** Start **

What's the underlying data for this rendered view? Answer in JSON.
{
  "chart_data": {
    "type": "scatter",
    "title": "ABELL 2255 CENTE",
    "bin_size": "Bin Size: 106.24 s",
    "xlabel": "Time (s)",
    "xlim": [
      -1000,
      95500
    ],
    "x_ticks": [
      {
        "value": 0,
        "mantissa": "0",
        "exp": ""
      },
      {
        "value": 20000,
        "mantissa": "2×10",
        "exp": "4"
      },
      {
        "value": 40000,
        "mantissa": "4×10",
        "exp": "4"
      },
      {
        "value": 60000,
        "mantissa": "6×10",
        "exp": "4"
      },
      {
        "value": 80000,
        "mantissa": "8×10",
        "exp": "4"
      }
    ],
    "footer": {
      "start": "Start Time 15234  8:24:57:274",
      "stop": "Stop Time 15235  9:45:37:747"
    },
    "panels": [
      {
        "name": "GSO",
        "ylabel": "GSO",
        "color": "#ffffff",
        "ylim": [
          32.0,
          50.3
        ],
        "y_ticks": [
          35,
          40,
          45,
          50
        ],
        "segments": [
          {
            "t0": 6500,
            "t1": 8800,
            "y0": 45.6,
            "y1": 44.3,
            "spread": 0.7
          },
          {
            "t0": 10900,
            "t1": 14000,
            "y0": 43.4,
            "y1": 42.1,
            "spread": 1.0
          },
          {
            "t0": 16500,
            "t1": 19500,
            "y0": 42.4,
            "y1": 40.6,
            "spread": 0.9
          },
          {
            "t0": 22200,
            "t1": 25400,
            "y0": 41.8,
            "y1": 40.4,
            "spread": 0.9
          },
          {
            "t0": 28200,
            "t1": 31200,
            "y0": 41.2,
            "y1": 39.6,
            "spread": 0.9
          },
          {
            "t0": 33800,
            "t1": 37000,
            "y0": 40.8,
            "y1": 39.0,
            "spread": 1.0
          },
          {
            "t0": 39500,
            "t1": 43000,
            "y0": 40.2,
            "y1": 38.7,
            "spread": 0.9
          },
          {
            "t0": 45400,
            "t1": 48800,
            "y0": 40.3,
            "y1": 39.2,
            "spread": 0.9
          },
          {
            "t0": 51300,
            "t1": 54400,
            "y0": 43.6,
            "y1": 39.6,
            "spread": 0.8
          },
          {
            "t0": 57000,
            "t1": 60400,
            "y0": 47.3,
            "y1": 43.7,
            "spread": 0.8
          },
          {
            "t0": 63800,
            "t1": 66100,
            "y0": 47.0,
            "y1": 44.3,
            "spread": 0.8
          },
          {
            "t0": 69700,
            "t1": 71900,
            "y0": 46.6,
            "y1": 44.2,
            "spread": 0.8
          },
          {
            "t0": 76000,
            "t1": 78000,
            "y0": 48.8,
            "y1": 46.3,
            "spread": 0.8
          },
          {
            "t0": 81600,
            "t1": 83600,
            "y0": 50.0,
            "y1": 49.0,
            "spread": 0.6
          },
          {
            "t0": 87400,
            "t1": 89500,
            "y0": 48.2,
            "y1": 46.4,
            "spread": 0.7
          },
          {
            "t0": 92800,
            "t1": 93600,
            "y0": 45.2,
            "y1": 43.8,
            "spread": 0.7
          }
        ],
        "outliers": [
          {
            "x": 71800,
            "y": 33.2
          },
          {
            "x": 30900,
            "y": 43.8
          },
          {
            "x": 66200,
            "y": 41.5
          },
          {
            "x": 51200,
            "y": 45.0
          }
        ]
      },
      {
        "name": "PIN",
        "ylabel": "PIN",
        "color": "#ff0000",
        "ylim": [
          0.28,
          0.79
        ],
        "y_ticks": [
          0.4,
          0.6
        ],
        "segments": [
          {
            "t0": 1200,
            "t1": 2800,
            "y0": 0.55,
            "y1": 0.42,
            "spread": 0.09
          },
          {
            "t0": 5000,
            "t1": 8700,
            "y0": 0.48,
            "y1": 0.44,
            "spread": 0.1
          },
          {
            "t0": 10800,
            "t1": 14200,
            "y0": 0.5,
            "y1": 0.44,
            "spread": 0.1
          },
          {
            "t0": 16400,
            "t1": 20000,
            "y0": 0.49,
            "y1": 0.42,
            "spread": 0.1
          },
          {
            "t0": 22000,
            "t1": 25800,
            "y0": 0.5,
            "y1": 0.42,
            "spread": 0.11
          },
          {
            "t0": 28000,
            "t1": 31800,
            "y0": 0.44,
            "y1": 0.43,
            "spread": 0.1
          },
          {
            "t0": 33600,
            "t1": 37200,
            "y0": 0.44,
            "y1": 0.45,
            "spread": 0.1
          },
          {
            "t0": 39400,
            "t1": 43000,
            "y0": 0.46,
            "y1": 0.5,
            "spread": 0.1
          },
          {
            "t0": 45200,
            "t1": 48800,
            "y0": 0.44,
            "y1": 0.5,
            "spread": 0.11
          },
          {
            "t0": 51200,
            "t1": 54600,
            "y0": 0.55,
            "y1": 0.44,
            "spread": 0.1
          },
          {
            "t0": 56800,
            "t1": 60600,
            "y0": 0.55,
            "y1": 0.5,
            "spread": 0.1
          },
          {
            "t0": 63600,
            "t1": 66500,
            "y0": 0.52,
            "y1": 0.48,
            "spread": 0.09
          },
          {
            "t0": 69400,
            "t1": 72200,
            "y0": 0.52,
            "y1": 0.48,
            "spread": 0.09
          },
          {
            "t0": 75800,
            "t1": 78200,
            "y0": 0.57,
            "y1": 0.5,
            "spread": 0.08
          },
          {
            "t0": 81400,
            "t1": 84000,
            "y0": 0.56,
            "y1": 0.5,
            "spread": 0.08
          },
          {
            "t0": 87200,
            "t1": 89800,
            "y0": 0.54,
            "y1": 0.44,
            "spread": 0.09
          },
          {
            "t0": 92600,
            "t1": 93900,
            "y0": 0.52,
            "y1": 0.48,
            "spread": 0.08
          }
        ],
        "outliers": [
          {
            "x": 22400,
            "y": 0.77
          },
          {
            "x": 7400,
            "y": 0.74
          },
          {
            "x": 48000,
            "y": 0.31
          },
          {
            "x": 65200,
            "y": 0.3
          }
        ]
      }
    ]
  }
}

** End **
** Start **

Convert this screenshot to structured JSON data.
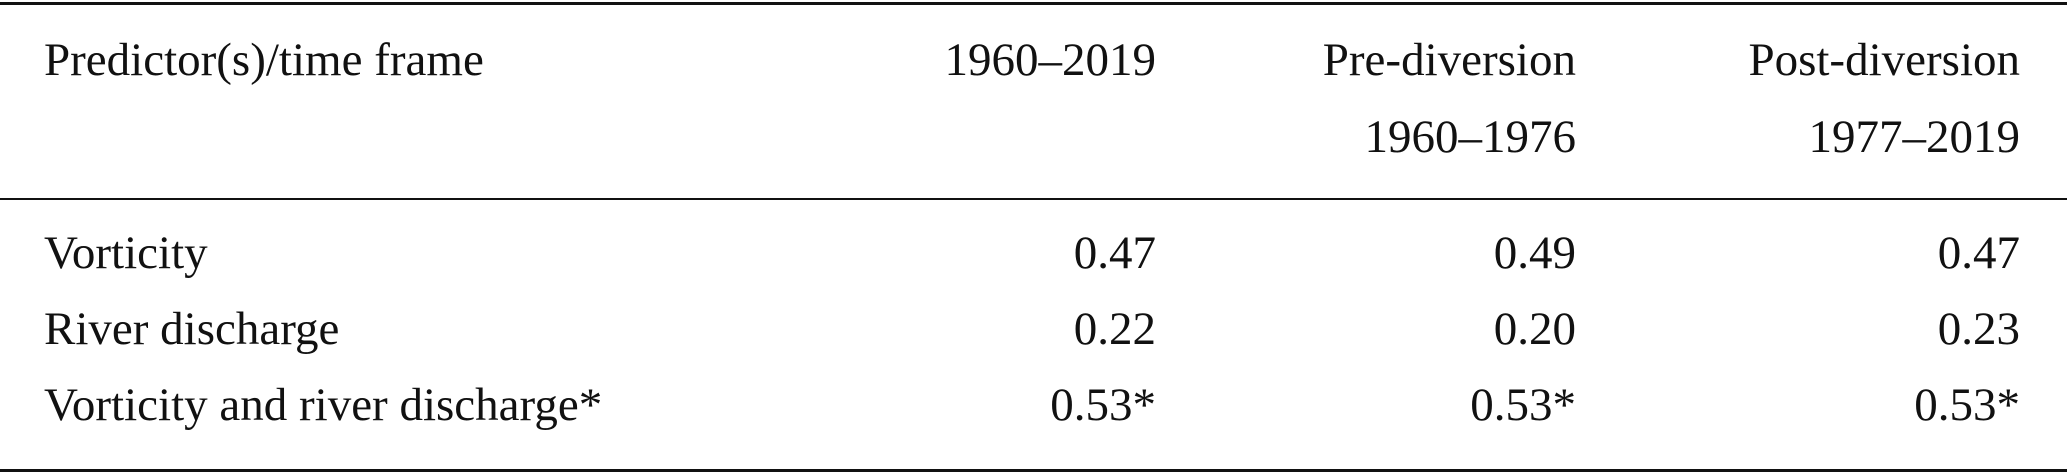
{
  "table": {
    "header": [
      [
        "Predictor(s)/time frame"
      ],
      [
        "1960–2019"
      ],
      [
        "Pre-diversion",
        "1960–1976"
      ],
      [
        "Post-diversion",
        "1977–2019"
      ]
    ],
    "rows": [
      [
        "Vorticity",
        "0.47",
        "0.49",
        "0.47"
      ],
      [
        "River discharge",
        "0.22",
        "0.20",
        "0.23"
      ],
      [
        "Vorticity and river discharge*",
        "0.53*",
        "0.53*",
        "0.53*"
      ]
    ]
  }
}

** End **
** Start **

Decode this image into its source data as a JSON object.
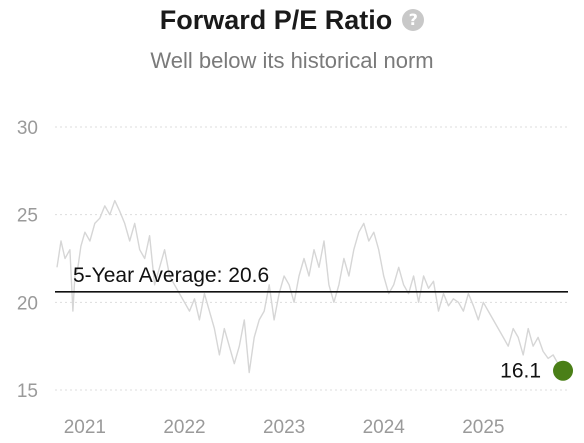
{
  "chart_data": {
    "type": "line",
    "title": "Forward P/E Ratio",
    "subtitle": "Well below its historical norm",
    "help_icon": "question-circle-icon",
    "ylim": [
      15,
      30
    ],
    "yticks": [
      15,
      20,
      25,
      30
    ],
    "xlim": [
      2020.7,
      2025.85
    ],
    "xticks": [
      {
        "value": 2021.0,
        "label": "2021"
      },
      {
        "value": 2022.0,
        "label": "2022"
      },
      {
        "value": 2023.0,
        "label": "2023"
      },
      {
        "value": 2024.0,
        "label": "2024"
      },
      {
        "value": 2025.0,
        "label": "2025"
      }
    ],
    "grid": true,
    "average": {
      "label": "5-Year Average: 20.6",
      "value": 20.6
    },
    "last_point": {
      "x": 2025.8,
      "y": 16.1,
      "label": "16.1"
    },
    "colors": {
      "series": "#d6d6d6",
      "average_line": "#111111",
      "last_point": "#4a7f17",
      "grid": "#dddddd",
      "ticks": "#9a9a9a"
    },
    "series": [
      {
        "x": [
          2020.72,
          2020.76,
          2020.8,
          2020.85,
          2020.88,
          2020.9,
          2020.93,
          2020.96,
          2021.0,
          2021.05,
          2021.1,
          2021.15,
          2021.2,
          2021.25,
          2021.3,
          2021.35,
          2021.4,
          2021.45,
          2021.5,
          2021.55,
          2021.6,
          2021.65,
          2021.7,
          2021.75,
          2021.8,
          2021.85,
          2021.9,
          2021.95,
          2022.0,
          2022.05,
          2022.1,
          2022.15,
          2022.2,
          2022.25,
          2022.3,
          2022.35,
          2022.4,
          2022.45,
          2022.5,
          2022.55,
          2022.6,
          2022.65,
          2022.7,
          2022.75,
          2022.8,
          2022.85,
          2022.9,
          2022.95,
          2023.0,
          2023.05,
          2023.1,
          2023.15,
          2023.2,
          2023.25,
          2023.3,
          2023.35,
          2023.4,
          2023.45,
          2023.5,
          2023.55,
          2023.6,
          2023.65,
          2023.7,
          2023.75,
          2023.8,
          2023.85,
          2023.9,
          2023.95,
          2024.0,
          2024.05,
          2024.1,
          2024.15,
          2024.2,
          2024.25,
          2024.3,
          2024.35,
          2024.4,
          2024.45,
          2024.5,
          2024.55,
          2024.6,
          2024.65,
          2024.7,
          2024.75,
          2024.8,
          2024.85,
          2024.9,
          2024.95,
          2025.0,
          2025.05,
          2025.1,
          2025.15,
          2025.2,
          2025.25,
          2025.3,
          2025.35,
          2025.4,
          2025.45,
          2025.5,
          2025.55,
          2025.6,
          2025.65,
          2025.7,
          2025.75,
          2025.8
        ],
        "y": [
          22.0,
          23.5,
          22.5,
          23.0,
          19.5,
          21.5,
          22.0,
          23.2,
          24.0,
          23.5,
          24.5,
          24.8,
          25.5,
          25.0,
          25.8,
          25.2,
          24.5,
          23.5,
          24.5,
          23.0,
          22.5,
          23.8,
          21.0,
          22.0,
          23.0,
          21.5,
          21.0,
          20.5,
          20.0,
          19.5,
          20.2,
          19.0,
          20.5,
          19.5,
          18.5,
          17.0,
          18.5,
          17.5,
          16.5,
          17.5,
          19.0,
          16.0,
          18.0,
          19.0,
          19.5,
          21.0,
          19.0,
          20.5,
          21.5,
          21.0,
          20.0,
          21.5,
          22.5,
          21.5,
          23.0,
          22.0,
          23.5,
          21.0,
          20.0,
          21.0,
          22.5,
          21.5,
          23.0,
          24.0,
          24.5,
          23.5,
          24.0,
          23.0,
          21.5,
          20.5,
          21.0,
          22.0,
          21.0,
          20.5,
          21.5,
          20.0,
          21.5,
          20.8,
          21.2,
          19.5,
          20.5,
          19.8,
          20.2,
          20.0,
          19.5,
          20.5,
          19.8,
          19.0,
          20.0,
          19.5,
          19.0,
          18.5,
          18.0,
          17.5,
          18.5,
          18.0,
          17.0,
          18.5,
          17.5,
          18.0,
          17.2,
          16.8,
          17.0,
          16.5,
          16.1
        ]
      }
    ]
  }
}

** End **

**Set exercise**
Copy every line from the entries that contains the word "value".

**The completed task**
        "value": 0,
        "value": 20000,
        "value": 40000,
        "value": 60000,
        "value": 80000,
        "value": 2021.0,
        "value": 2022.0,
        "value": 2023.0,
        "value": 2024.0,
        "value": 2025.0,
      "value": 20.6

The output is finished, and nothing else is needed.